→ **Supplied information**:

═══

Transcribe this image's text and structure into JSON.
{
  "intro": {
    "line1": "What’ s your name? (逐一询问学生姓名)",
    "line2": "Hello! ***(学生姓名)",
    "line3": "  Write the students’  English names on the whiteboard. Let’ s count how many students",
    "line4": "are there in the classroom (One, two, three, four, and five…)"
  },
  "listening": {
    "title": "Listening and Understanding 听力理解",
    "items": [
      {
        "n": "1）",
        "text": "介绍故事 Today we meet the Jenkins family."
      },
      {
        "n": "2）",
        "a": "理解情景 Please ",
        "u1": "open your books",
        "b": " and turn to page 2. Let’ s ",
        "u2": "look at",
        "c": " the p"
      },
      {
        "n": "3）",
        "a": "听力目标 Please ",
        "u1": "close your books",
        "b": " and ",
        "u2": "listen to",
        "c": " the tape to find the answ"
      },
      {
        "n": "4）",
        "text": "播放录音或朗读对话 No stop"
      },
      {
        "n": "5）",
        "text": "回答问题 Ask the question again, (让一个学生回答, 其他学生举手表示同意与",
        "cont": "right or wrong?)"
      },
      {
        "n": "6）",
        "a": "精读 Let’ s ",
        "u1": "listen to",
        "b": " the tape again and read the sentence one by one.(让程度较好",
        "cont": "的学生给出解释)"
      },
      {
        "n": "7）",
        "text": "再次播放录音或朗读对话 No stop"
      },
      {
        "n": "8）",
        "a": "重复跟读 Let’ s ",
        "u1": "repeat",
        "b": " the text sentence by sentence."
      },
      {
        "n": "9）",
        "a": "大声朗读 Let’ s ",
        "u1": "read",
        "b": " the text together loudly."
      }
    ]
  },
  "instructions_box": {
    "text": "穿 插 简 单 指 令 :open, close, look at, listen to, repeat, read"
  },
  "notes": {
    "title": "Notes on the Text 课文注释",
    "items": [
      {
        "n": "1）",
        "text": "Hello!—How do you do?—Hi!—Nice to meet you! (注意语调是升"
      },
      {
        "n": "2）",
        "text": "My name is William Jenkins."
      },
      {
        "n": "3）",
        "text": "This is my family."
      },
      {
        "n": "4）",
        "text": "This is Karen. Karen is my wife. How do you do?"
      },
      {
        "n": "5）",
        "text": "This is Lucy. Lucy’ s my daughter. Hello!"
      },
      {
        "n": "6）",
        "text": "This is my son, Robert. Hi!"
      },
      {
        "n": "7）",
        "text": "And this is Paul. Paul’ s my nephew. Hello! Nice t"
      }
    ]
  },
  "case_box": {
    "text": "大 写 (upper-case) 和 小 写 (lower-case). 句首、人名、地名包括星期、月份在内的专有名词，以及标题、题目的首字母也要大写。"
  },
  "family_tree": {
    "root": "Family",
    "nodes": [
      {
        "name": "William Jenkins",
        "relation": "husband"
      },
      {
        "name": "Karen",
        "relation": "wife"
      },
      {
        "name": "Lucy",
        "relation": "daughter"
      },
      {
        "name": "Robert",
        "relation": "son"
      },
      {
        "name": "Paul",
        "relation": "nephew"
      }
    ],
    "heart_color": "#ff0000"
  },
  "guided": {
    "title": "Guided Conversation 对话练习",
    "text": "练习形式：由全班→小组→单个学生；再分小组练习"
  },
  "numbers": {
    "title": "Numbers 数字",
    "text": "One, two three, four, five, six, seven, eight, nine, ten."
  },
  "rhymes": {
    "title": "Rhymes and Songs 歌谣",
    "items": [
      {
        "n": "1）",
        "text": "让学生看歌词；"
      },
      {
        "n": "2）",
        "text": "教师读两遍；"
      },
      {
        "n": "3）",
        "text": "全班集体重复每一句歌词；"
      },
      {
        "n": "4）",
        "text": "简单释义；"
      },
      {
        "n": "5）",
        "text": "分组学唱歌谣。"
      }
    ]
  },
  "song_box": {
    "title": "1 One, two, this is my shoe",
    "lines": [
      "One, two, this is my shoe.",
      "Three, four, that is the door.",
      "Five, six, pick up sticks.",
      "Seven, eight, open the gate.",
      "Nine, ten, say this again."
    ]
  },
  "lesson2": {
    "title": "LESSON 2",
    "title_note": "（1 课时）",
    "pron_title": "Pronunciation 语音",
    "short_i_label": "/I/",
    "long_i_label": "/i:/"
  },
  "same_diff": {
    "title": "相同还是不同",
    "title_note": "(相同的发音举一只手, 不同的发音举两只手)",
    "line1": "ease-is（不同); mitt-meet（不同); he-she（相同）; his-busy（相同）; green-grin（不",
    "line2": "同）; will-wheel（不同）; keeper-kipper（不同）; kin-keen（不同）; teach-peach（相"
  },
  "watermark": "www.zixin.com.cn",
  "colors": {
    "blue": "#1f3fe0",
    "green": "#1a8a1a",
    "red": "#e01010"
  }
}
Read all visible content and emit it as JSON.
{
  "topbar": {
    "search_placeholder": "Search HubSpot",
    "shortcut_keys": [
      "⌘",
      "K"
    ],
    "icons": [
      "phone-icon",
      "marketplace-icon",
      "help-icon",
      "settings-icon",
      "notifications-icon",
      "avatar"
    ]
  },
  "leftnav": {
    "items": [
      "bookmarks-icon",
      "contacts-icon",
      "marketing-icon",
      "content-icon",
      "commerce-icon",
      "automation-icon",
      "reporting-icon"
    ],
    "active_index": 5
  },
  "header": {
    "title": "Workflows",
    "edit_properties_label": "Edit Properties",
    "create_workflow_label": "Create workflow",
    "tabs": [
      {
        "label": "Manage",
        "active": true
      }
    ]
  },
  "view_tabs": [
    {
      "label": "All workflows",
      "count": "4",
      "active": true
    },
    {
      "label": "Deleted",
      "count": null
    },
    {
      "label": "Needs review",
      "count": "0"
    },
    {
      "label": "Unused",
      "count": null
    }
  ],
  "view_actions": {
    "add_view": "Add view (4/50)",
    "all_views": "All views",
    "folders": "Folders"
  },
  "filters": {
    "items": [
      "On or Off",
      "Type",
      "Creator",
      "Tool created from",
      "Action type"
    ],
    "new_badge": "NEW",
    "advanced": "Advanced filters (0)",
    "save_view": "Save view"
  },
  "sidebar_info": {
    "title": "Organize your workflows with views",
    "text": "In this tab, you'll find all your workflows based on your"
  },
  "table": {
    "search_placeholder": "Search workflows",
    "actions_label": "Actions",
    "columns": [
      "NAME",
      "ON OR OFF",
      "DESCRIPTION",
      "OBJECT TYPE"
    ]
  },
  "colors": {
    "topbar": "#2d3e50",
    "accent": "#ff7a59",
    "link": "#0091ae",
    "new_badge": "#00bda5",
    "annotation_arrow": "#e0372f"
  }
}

═══

→ **Written request**: Return each line where "sentence" shows up.

→ **Exercise answer**:
        "b": " the tape again and read the sentence one by one.(让程度较好",
        "b": " the text sentence by sentence."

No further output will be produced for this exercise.